**WHAT IS REQUIRED**
Check the listing below for lines that hold "Detections". How many are there? Please give only the number.

** Start **

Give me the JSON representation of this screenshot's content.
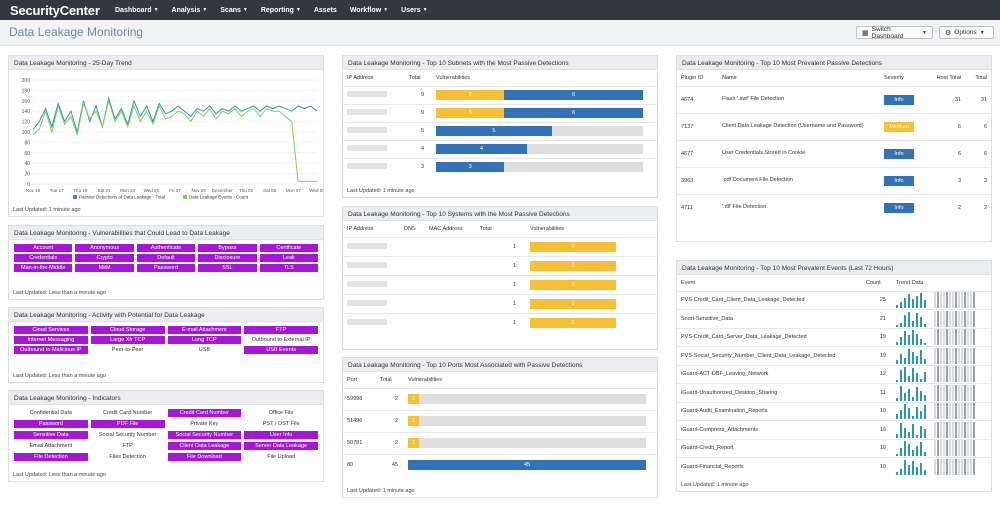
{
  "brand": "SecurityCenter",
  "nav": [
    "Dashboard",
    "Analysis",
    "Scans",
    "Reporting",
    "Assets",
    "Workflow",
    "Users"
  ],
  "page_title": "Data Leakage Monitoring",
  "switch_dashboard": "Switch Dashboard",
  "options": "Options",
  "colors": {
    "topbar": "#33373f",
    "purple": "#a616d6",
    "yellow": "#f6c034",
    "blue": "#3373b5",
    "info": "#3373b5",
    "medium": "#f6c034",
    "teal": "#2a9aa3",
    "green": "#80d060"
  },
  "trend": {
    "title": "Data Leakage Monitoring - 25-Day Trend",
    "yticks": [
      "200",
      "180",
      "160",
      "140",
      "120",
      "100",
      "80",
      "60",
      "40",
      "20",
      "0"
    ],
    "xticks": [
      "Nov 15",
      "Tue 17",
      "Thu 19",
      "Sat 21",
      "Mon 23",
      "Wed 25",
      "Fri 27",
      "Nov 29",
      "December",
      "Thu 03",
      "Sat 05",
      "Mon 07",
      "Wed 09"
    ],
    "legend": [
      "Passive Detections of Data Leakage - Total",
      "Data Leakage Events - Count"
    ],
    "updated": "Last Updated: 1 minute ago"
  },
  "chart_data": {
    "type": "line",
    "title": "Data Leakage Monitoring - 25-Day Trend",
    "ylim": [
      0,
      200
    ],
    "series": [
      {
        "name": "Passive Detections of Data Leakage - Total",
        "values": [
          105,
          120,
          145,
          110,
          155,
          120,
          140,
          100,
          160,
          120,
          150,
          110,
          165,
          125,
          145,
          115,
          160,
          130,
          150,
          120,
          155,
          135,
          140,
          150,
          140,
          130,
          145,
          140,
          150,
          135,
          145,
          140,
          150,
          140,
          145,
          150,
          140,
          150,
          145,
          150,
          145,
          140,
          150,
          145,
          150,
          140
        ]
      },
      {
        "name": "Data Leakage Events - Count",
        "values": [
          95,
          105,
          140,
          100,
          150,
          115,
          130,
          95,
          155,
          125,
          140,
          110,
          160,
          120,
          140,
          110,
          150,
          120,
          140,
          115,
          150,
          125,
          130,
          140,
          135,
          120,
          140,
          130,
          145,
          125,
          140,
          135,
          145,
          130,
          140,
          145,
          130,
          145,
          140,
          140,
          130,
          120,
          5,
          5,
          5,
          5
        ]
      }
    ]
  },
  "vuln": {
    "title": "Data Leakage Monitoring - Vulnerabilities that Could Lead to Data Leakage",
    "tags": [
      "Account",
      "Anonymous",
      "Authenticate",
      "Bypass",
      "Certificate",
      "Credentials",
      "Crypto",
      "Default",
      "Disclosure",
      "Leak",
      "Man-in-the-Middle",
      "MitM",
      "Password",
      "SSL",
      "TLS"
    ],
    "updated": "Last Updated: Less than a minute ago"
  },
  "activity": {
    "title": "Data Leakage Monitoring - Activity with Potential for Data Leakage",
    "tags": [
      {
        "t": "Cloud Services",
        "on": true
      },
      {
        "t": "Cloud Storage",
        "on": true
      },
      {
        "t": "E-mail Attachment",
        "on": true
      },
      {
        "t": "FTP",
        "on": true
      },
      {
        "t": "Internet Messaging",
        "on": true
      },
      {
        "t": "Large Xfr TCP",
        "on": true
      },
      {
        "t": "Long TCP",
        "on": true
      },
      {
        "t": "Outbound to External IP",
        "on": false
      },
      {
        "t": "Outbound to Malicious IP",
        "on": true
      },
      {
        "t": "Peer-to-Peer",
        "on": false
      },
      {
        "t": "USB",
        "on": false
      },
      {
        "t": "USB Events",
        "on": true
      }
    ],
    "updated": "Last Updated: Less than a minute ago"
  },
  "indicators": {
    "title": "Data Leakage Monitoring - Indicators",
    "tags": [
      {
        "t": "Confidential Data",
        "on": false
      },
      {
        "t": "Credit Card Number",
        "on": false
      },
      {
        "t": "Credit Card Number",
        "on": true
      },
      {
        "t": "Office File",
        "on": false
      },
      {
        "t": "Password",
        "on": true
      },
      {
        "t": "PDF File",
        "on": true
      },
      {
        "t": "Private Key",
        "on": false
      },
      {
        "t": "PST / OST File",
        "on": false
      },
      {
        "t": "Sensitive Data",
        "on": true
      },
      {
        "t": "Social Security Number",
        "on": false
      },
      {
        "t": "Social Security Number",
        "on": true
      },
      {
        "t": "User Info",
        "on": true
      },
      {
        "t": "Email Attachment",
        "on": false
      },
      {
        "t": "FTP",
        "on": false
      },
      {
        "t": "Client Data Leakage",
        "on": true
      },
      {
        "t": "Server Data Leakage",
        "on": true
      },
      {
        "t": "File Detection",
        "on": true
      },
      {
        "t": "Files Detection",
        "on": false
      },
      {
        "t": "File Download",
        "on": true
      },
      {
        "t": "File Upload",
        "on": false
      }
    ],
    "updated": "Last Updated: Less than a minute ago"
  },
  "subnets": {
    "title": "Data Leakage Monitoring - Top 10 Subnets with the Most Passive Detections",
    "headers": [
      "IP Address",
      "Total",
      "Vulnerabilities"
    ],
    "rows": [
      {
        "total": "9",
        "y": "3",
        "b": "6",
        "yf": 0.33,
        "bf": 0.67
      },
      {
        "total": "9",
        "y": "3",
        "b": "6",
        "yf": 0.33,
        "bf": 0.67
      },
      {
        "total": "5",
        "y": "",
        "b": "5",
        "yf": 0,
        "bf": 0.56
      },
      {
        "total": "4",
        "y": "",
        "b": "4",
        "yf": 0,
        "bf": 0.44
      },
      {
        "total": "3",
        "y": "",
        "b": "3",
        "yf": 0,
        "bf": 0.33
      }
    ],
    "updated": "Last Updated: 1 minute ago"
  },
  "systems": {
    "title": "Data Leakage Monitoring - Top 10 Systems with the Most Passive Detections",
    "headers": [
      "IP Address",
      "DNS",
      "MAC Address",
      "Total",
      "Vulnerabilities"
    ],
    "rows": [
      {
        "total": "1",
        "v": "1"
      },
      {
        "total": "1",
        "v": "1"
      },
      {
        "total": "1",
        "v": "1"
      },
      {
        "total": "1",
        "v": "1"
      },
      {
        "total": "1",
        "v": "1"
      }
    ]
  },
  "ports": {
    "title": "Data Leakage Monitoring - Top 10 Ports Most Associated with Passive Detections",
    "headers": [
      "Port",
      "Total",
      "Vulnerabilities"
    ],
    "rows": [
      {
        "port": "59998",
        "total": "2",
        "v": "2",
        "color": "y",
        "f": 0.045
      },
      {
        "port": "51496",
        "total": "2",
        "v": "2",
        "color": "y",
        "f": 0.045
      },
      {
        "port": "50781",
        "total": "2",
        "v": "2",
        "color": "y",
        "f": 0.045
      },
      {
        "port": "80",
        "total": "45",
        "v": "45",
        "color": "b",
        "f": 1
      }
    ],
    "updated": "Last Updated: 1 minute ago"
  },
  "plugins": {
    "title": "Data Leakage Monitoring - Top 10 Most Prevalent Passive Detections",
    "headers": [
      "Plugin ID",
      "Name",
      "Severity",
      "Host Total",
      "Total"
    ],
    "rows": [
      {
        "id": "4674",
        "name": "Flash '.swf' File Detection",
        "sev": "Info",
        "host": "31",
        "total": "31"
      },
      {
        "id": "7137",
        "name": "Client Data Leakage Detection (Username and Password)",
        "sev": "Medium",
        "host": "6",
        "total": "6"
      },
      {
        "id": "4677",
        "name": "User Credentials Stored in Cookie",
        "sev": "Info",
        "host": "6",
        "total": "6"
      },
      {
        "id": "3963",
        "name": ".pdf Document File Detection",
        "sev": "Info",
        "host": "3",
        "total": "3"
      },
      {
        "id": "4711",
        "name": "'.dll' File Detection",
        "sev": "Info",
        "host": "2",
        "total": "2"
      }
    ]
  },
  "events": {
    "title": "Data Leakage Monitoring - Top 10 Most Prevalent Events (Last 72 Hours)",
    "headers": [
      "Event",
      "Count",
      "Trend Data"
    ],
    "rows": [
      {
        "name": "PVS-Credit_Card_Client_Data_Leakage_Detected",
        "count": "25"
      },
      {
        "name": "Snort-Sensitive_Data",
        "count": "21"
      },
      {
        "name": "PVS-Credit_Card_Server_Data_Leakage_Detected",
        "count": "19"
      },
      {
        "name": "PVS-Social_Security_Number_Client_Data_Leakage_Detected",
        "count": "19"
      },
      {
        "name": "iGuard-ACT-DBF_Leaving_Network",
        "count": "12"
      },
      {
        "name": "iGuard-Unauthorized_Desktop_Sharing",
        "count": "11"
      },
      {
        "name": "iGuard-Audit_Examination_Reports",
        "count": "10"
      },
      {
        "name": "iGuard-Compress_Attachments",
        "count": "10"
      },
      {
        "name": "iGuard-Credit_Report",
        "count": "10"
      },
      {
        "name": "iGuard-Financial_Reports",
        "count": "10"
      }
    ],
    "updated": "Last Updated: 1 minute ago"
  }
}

** End **
** Start **

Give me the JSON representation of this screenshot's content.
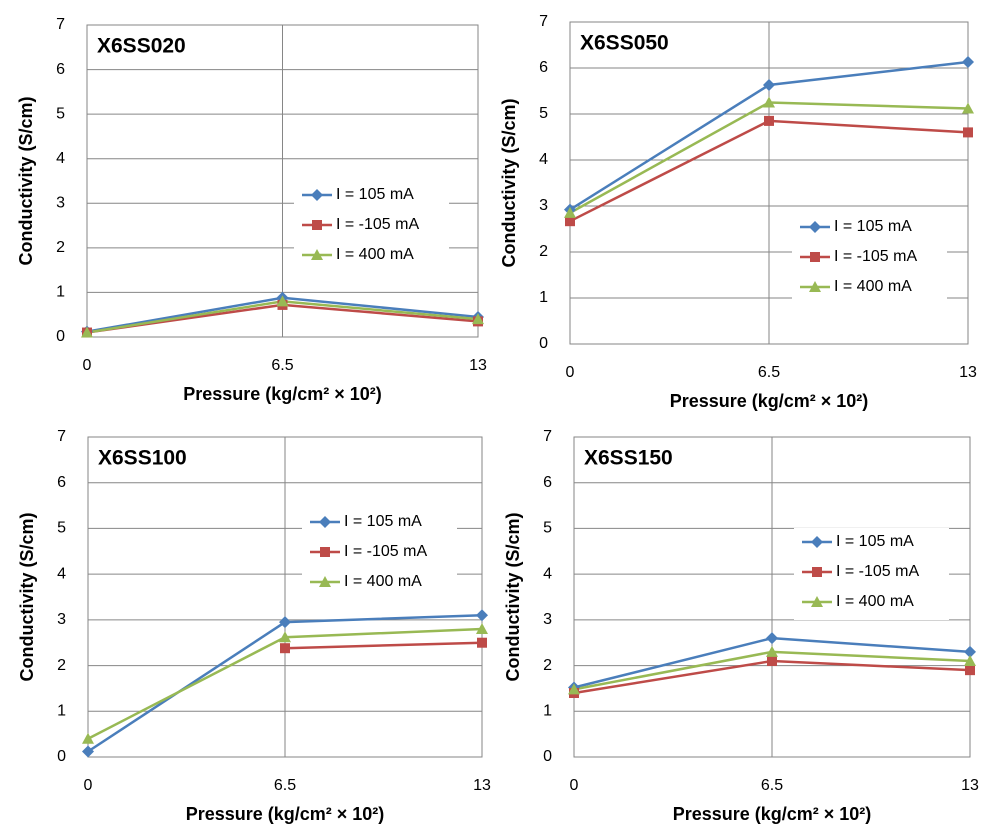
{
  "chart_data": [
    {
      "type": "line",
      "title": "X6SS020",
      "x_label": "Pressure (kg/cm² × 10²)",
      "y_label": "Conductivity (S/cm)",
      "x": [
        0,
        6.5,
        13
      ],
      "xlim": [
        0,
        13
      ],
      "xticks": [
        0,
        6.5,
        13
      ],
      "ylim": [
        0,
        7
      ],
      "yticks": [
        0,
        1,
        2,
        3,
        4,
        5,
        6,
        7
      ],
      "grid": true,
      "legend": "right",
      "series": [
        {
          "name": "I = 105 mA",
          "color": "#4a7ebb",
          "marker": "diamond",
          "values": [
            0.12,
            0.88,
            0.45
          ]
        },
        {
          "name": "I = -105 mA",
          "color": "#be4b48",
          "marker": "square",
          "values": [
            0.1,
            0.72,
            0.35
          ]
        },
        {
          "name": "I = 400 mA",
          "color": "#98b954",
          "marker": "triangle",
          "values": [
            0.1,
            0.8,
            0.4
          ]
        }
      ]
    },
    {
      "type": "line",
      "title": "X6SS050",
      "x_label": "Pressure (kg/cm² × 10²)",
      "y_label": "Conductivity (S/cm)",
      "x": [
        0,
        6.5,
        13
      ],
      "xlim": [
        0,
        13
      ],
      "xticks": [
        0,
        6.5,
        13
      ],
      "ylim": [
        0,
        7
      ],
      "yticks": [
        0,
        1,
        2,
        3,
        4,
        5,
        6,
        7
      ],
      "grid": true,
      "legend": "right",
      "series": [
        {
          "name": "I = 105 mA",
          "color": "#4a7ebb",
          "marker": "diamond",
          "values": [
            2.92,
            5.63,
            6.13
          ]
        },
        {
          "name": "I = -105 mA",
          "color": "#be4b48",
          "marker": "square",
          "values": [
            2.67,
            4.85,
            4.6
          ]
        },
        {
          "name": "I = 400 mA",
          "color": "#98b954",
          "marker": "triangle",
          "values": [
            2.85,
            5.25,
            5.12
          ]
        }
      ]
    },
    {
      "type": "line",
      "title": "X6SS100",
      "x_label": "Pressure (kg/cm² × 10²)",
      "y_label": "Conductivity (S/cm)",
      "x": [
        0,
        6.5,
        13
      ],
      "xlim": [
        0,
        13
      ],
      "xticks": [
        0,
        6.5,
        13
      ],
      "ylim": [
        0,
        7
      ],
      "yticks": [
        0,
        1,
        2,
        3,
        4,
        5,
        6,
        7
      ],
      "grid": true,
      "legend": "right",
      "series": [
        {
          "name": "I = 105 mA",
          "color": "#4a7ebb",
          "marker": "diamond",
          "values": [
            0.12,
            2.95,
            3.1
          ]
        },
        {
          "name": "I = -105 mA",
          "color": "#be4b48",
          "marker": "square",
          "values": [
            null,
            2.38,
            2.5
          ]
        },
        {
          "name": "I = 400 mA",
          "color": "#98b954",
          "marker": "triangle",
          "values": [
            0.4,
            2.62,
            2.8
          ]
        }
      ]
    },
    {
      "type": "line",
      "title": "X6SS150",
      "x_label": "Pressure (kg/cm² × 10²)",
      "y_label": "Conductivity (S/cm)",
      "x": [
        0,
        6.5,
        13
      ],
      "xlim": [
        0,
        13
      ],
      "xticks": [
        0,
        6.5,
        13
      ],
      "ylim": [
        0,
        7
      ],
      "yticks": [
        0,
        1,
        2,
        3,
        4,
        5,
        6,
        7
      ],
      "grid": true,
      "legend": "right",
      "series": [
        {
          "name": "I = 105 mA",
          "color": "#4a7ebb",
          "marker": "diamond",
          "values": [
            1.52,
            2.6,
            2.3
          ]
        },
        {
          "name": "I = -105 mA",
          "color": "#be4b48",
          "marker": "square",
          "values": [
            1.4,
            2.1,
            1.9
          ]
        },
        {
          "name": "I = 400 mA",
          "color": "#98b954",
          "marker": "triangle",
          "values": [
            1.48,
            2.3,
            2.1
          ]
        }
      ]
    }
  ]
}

** End **
** Start **

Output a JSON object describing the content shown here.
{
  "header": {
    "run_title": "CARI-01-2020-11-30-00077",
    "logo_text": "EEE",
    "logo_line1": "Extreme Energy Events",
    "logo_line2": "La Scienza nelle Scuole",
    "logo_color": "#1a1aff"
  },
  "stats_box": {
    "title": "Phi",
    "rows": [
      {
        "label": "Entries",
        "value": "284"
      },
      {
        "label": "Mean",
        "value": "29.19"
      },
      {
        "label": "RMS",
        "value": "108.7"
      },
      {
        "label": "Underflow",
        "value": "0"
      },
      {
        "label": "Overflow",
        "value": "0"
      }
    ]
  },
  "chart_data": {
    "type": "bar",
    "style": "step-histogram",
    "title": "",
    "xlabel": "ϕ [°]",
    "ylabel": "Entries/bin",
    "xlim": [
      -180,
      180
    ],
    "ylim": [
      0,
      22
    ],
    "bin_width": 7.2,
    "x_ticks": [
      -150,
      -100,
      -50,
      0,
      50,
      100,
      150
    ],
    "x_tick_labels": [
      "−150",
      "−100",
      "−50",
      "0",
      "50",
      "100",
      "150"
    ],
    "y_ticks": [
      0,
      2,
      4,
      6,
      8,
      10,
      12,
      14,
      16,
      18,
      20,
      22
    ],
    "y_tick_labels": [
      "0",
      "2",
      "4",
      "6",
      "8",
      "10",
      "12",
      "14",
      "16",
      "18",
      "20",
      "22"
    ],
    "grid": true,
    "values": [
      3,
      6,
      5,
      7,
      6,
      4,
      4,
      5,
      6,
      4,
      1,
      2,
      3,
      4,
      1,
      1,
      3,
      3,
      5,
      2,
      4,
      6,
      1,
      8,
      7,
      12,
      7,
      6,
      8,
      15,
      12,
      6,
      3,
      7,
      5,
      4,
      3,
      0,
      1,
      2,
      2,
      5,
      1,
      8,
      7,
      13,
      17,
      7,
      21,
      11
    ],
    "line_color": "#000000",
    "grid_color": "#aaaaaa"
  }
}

** End **

**RESULT BELOW**
6